**What to do:**
Each line in the entries below that holds the string "classified" is to be listed.
--- Start of Task inputs ---
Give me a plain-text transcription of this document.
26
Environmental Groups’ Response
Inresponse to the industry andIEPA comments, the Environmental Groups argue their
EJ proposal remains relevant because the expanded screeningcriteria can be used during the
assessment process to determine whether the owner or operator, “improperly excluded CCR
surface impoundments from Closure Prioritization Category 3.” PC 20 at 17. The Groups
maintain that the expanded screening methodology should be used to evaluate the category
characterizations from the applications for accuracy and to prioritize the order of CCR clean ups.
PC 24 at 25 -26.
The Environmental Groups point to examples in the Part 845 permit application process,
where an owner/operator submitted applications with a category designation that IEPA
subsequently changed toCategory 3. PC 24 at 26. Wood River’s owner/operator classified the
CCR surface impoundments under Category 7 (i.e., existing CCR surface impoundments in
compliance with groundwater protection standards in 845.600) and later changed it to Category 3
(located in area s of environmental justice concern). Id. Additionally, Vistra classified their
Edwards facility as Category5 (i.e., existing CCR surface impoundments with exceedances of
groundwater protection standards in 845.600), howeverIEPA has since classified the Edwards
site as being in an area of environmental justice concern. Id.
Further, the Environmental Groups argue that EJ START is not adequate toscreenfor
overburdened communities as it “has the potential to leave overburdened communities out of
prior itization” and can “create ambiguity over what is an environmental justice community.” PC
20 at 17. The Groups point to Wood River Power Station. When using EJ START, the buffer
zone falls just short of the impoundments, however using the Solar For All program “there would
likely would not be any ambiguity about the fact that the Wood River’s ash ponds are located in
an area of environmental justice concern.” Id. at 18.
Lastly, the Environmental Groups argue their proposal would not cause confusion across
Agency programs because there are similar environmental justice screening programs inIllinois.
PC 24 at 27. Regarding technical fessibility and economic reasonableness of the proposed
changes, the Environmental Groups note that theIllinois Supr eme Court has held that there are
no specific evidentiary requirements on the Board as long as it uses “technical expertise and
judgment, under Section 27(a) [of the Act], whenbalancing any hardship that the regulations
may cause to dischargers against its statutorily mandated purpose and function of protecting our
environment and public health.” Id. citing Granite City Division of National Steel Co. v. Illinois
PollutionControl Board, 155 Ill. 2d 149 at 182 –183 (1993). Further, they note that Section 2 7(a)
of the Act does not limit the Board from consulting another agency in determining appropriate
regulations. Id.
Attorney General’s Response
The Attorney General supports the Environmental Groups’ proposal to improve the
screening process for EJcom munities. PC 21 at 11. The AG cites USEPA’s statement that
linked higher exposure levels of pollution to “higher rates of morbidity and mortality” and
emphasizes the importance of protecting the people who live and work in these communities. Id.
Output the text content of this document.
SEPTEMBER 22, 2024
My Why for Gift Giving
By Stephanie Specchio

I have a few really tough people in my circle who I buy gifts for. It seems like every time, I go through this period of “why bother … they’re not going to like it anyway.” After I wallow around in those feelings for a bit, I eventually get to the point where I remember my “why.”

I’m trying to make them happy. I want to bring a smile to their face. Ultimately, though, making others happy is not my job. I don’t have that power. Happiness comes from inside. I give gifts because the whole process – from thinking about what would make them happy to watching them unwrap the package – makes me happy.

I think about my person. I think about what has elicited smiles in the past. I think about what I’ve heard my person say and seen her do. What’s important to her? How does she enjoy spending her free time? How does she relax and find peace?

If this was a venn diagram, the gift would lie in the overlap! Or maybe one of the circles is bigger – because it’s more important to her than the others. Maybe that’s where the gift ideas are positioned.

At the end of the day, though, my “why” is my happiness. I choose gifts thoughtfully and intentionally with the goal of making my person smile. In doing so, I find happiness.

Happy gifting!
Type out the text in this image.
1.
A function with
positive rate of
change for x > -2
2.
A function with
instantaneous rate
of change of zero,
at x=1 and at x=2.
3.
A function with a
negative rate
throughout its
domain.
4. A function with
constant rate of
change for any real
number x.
--- End of Task inputs ---
**Full solution:**
subsequently changed toCategory 3. PC 24 at 26. Wood River’s owner/operator classified the
(located in area s of environmental justice concern). Id. Additionally, Vistra classified their
groundwater protection standards in 845.600), howeverIEPA has since classified the Edwards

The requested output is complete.